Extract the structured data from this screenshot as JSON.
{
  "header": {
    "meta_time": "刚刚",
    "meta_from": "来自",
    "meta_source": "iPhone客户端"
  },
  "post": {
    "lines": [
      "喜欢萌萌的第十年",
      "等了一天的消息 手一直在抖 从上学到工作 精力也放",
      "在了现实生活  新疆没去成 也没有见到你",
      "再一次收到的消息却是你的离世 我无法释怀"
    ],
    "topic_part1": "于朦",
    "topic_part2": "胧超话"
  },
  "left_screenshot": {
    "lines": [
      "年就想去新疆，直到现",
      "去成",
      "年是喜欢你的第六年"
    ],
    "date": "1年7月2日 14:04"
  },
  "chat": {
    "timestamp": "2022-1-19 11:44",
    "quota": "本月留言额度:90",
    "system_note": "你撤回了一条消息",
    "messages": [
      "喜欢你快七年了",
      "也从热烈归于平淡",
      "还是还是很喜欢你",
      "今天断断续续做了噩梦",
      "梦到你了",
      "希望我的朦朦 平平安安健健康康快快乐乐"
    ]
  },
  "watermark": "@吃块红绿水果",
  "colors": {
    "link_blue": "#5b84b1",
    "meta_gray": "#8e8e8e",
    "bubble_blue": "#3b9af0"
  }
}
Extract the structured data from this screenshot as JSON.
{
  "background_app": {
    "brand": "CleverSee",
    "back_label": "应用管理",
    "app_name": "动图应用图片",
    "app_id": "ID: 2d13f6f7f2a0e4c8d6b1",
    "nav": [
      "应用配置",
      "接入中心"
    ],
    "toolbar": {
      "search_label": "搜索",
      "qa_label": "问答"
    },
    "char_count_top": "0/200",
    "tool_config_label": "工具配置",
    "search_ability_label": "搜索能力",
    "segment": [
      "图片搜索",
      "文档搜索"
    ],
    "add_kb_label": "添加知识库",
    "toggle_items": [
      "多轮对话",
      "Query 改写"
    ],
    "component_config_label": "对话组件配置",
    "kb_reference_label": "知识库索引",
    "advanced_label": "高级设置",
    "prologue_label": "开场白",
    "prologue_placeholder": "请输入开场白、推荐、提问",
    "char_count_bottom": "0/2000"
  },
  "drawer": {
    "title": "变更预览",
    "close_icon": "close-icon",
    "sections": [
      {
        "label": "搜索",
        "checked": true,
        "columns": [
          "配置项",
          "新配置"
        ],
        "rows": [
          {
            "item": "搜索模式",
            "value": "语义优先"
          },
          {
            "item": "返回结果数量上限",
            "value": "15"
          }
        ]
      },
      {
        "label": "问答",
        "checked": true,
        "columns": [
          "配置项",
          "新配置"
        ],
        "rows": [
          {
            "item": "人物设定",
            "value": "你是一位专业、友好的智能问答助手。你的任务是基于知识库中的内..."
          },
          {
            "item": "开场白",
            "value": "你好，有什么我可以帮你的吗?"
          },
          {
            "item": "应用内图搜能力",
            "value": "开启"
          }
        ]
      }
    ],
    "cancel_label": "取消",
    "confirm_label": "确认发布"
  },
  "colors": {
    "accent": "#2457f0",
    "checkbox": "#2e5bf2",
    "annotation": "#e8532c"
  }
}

• **Required task**
Write every entry out again exactly.

• **Finished task**
Extract the structured data from this screenshot as JSON.
{
  "header": {
    "meta_time": "刚刚",
    "meta_from": "来自",
    "meta_source": "iPhone客户端"
  },
  "post": {
    "lines": [
      "喜欢萌萌的第十年",
      "等了一天的消息 手一直在抖 从上学到工作 精力也放",
      "在了现实生活  新疆没去成 也没有见到你",
      "再一次收到的消息却是你的离世 我无法释怀"
    ],
    "topic_part1": "于朦",
    "topic_part2": "胧超话"
  },
  "left_screenshot": {
    "lines": [
      "年就想去新疆，直到现",
      "去成",
      "年是喜欢你的第六年"
    ],
    "date": "1年7月2日 14:04"
  },
  "chat": {
    "timestamp": "2022-1-19 11:44",
    "quota": "本月留言额度:90",
    "system_note": "你撤回了一条消息",
    "messages": [
      "喜欢你快七年了",
      "也从热烈归于平淡",
      "还是还是很喜欢你",
      "今天断断续续做了噩梦",
      "梦到你了",
      "希望我的朦朦 平平安安健健康康快快乐乐"
    ]
  },
  "watermark": "@吃块红绿水果",
  "colors": {
    "link_blue": "#5b84b1",
    "meta_gray": "#8e8e8e",
    "bubble_blue": "#3b9af0"
  }
}
Extract the structured data from this screenshot as JSON.
{
  "background_app": {
    "brand": "CleverSee",
    "back_label": "应用管理",
    "app_name": "动图应用图片",
    "app_id": "ID: 2d13f6f7f2a0e4c8d6b1",
    "nav": [
      "应用配置",
      "接入中心"
    ],
    "toolbar": {
      "search_label": "搜索",
      "qa_label": "问答"
    },
    "char_count_top": "0/200",
    "tool_config_label": "工具配置",
    "search_ability_label": "搜索能力",
    "segment": [
      "图片搜索",
      "文档搜索"
    ],
    "add_kb_label": "添加知识库",
    "toggle_items": [
      "多轮对话",
      "Query 改写"
    ],
    "component_config_label": "对话组件配置",
    "kb_reference_label": "知识库索引",
    "advanced_label": "高级设置",
    "prologue_label": "开场白",
    "prologue_placeholder": "请输入开场白、推荐、提问",
    "char_count_bottom": "0/2000"
  },
  "drawer": {
    "title": "变更预览",
    "close_icon": "close-icon",
    "sections": [
      {
        "label": "搜索",
        "checked": true,
        "columns": [
          "配置项",
          "新配置"
        ],
        "rows": [
          {
            "item": "搜索模式",
            "value": "语义优先"
          },
          {
            "item": "返回结果数量上限",
            "value": "15"
          }
        ]
      },
      {
        "label": "问答",
        "checked": true,
        "columns": [
          "配置项",
          "新配置"
        ],
        "rows": [
          {
            "item": "人物设定",
            "value": "你是一位专业、友好的智能问答助手。你的任务是基于知识库中的内..."
          },
          {
            "item": "开场白",
            "value": "你好，有什么我可以帮你的吗?"
          },
          {
            "item": "应用内图搜能力",
            "value": "开启"
          }
        ]
      }
    ],
    "cancel_label": "取消",
    "confirm_label": "确认发布"
  },
  "colors": {
    "accent": "#2457f0",
    "checkbox": "#2e5bf2",
    "annotation": "#e8532c"
  }
}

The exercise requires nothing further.